(Records from a dataset)
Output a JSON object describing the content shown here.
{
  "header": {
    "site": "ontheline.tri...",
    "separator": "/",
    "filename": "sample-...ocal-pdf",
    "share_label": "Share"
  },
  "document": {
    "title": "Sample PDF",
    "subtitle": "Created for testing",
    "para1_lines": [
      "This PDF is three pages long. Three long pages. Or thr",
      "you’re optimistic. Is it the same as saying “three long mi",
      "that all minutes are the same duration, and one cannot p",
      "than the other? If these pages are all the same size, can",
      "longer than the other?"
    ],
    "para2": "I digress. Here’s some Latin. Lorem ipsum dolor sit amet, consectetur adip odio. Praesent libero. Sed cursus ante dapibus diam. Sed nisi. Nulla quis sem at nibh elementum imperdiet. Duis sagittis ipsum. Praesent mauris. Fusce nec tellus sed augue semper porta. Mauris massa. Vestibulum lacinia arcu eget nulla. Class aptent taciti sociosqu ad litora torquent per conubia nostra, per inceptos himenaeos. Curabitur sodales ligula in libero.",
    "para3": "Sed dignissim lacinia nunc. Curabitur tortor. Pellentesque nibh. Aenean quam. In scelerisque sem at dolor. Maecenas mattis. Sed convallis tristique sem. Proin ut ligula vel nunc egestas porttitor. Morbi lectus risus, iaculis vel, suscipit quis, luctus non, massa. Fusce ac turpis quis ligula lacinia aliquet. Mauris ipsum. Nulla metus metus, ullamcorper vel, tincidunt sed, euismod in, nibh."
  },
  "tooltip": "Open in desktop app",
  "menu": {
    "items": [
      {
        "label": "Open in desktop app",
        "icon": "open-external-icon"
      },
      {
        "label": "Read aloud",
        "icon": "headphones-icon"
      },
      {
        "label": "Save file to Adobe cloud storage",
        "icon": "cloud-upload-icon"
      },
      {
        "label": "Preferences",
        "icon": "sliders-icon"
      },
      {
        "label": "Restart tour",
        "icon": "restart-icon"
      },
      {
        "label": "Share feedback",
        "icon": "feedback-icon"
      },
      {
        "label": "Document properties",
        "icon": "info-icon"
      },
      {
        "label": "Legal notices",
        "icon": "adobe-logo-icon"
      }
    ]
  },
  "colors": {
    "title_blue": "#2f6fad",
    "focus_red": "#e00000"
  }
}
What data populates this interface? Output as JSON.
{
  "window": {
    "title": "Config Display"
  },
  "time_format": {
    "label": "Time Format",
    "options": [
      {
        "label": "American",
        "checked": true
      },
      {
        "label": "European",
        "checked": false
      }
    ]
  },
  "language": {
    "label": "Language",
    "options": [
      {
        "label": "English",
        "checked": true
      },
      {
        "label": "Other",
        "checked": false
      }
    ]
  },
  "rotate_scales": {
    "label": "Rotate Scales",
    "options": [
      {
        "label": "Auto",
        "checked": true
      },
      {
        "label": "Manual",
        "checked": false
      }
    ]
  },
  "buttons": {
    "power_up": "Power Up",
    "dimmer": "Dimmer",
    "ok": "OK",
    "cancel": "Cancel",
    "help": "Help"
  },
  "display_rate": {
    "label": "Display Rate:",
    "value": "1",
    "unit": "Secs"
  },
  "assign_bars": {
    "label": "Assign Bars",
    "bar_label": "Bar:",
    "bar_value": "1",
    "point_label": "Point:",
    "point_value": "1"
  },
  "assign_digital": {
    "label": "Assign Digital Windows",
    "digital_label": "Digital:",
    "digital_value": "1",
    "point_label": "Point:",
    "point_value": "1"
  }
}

_Set exercise_. Gather all the lines that include the word "feedback" and copy them out.

_Exercise response_.
        "label": "Share feedback",
        "icon": "feedback-icon"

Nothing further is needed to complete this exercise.